* begin SOURCE MATERIAL *

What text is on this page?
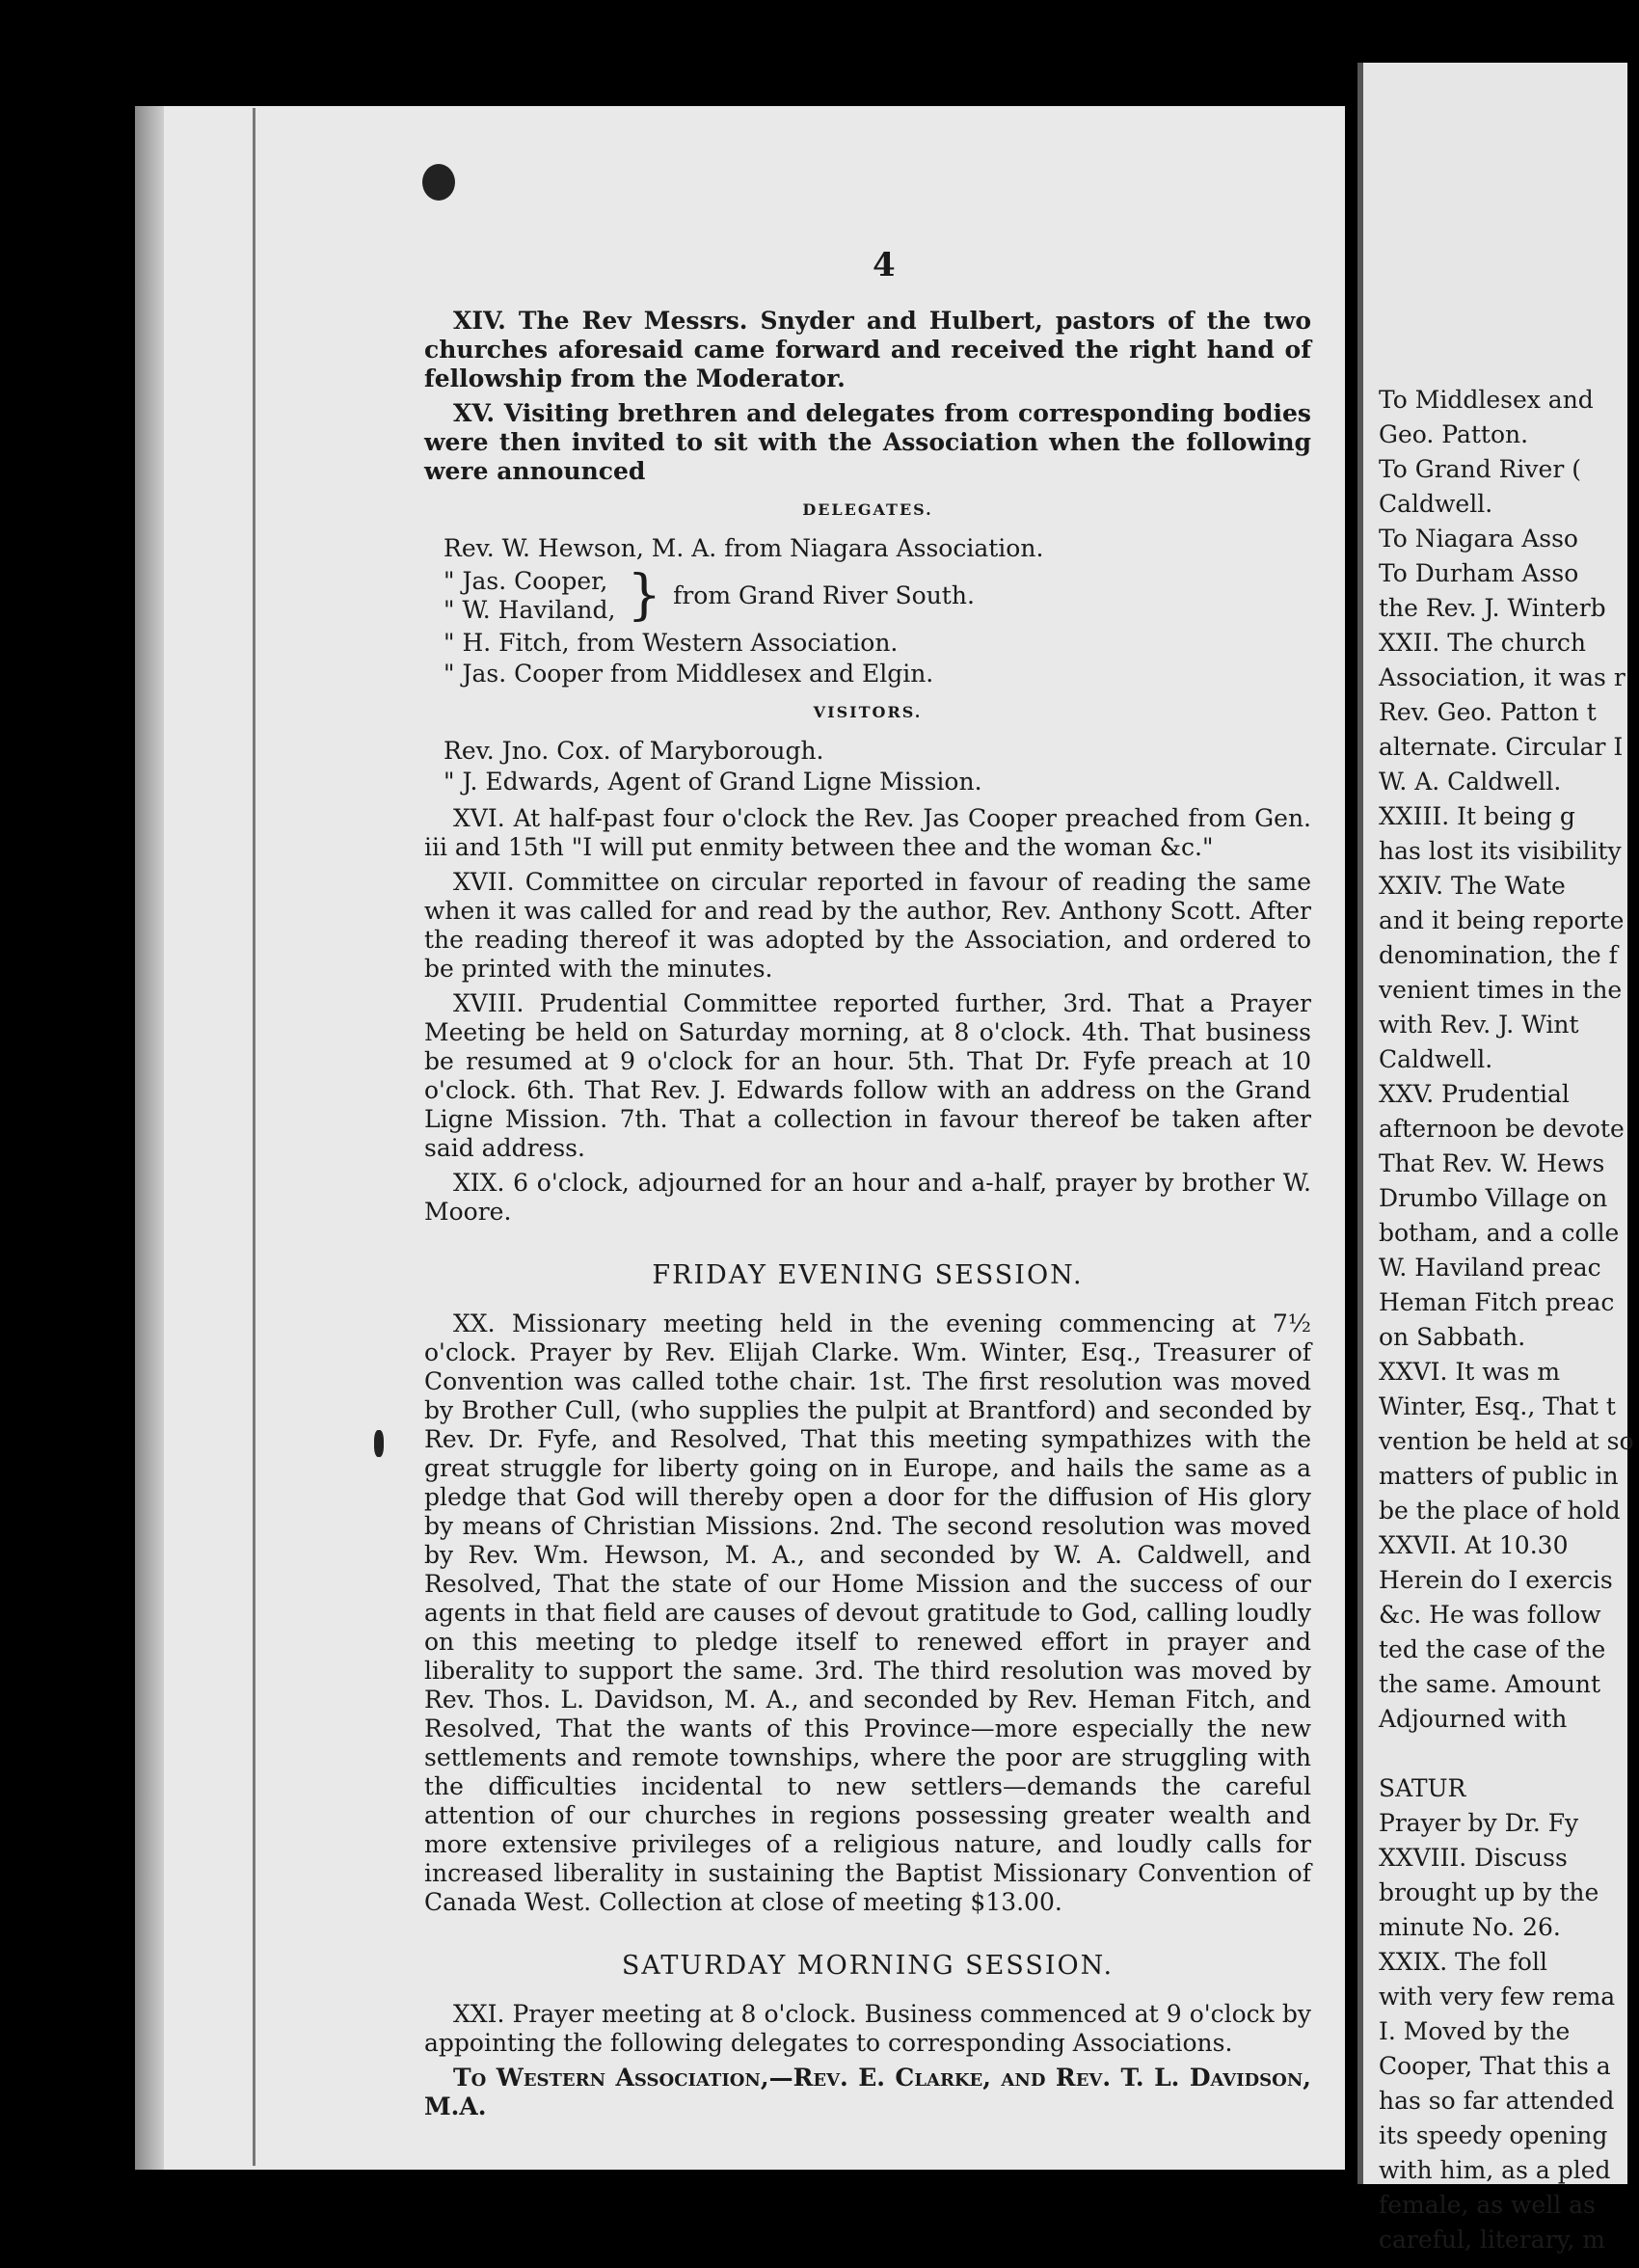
4

XIV. The Rev Messrs. Snyder and Hulbert, pastors of the two churches aforesaid came forward and received the right hand of fellowship from the Moderator.

XV. Visiting brethren and delegates from corresponding bodies were then invited to sit with the Association when the following were announced

DELEGATES.
Rev. W. Hewson, M. A. from Niagara Association.
" Jas. Cooper,
" W. Haviland, } from Grand River South.
" H. Fitch, from Western Association.
" Jas. Cooper from Middlesex and Elgin.
VISITORS.
Rev. Jno. Cox. of Maryborough.
" J. Edwards, Agent of Grand Ligne Mission.

XVI. At half-past four o'clock the Rev. Jas Cooper preached from Gen. iii and 15th "I will put enmity between thee and the woman &c."

XVII. Committee on circular reported in favour of reading the same when it was called for and read by the author, Rev. Anthony Scott. After the reading thereof it was adopted by the Association, and ordered to be printed with the minutes.

XVIII. Prudential Committee reported further, 3rd. That a Prayer Meeting be held on Saturday morning, at 8 o'clock. 4th. That business be resumed at 9 o'clock for an hour. 5th. That Dr. Fyfe preach at 10 o'clock. 6th. That Rev. J. Edwards follow with an address on the Grand Ligne Mission. 7th. That a collection in favour thereof be taken after said address.

XIX. 6 o'clock, adjourned for an hour and a-half, prayer by brother W. Moore.

FRIDAY EVENING SESSION.

XX. Missionary meeting held in the evening commencing at 7½ o'clock. Prayer by Rev. Elijah Clarke. Wm. Winter, Esq., Treasurer of Convention was called tothe chair. 1st. The first resolution was moved by Brother Cull, (who supplies the pulpit at Brantford) and seconded by Rev. Dr. Fyfe, and Resolved, That this meeting sympathizes with the great struggle for liberty going on in Europe, and hails the same as a pledge that God will thereby open a door for the diffusion of His glory by means of Christian Missions. 2nd. The second resolution was moved by Rev. Wm. Hewson, M. A., and seconded by W. A. Caldwell, and Resolved, That the state of our Home Mission and the success of our agents in that field are causes of devout gratitude to God, calling loudly on this meeting to pledge itself to renewed effort in prayer and liberality to support the same. 3rd. The third resolution was moved by Rev. Thos. L. Davidson, M. A., and seconded by Rev. Heman Fitch, and Resolved, That the wants of this Province—more especially the new settlements and remote townships, where the poor are struggling with the difficulties incidental to new settlers—demands the careful attention of our churches in regions possessing greater wealth and more extensive privileges of a religious nature, and loudly calls for increased liberality in sustaining the Baptist Missionary Convention of Canada West. Collection at close of meeting $13.00.

SATURDAY MORNING SESSION.

XXI. Prayer meeting at 8 o'clock. Business commenced at 9 o'clock by appointing the following delegates to corresponding Associations.

To Western Association,—Rev. E. Clarke, and Rev. T. L. Davidson, M.A.

To Middlesex and
Geo. Patton.
To Grand River (
Caldwell.
To Niagara Asso
To Durham Asso
the Rev. J. Winterb
XXII. The church
Association, it was r
Rev. Geo. Patton t
alternate. Circular I
W. A. Caldwell.
XXIII. It being g
has lost its visibility
XXIV. The Wate
and it being reporte
denomination, the f
venient times in the
with Rev. J. Wint
Caldwell.
XXV. Prudential
afternoon be devote
That Rev. W. Hews
Drumbo Village on
botham, and a colle
W. Haviland preac
Heman Fitch preac
on Sabbath.
XXVI. It was m
Winter, Esq., That t
vention be held at so
matters of public in
be the place of hold
XXVII. At 10.30
Herein do I exercis
&c. He was follow
ted the case of the
the same. Amount
Adjourned with
SATUR
Prayer by Dr. Fy
XXVIII. Discuss
brought up by the
minute No. 26.
XXIX. The foll
with very few rema
I. Moved by the
Cooper, That this a
has so far attended
its speedy opening
with him, as a pled
female, as well as
careful, literary, m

* end SOURCE MATERIAL *

> [WHAT NEEDS TO BE DONE]: Give back all entries exactly. No pictures belong in the copy.

> [ANSWER BELOW]:
What text is on this page?
4

XIV. The Rev Messrs. Snyder and Hulbert, pastors of the two churches aforesaid came forward and received the right hand of fellowship from the Moderator.

XV. Visiting brethren and delegates from corresponding bodies were then invited to sit with the Association when the following were announced

DELEGATES.
Rev. W. Hewson, M. A. from Niagara Association.
" Jas. Cooper,
" W. Haviland, } from Grand River South.
" H. Fitch, from Western Association.
" Jas. Cooper from Middlesex and Elgin.
VISITORS.
Rev. Jno. Cox. of Maryborough.
" J. Edwards, Agent of Grand Ligne Mission.

XVI. At half-past four o'clock the Rev. Jas Cooper preached from Gen. iii and 15th "I will put enmity between thee and the woman &c."

XVII. Committee on circular reported in favour of reading the same when it was called for and read by the author, Rev. Anthony Scott. After the reading thereof it was adopted by the Association, and ordered to be printed with the minutes.

XVIII. Prudential Committee reported further, 3rd. That a Prayer Meeting be held on Saturday morning, at 8 o'clock. 4th. That business be resumed at 9 o'clock for an hour. 5th. That Dr. Fyfe preach at 10 o'clock. 6th. That Rev. J. Edwards follow with an address on the Grand Ligne Mission. 7th. That a collection in favour thereof be taken after said address.

XIX. 6 o'clock, adjourned for an hour and a-half, prayer by brother W. Moore.

FRIDAY EVENING SESSION.

XX. Missionary meeting held in the evening commencing at 7½ o'clock. Prayer by Rev. Elijah Clarke. Wm. Winter, Esq., Treasurer of Convention was called tothe chair. 1st. The first resolution was moved by Brother Cull, (who supplies the pulpit at Brantford) and seconded by Rev. Dr. Fyfe, and Resolved, That this meeting sympathizes with the great struggle for liberty going on in Europe, and hails the same as a pledge that God will thereby open a door for the diffusion of His glory by means of Christian Missions. 2nd. The second resolution was moved by Rev. Wm. Hewson, M. A., and seconded by W. A. Caldwell, and Resolved, That the state of our Home Mission and the success of our agents in that field are causes of devout gratitude to God, calling loudly on this meeting to pledge itself to renewed effort in prayer and liberality to support the same. 3rd. The third resolution was moved by Rev. Thos. L. Davidson, M. A., and seconded by Rev. Heman Fitch, and Resolved, That the wants of this Province—more especially the new settlements and remote townships, where the poor are struggling with the difficulties incidental to new settlers—demands the careful attention of our churches in regions possessing greater wealth and more extensive privileges of a religious nature, and loudly calls for increased liberality in sustaining the Baptist Missionary Convention of Canada West. Collection at close of meeting $13.00.

SATURDAY MORNING SESSION.

XXI. Prayer meeting at 8 o'clock. Business commenced at 9 o'clock by appointing the following delegates to corresponding Associations.

To Western Association,—Rev. E. Clarke, and Rev. T. L. Davidson, M.A.

To Middlesex and
Geo. Patton.
To Grand River (
Caldwell.
To Niagara Asso
To Durham Asso
the Rev. J. Winterb
XXII. The church
Association, it was r
Rev. Geo. Patton t
alternate. Circular I
W. A. Caldwell.
XXIII. It being g
has lost its visibility
XXIV. The Wate
and it being reporte
denomination, the f
venient times in the
with Rev. J. Wint
Caldwell.
XXV. Prudential
afternoon be devote
That Rev. W. Hews
Drumbo Village on
botham, and a colle
W. Haviland preac
Heman Fitch preac
on Sabbath.
XXVI. It was m
Winter, Esq., That t
vention be held at so
matters of public in
be the place of hold
XXVII. At 10.30
Herein do I exercis
&c. He was follow
ted the case of the
the same. Amount
Adjourned with
SATUR
Prayer by Dr. Fy
XXVIII. Discuss
brought up by the
minute No. 26.
XXIX. The foll
with very few rema
I. Moved by the
Cooper, That this a
has so far attended
its speedy opening
with him, as a pled
female, as well as
careful, literary, m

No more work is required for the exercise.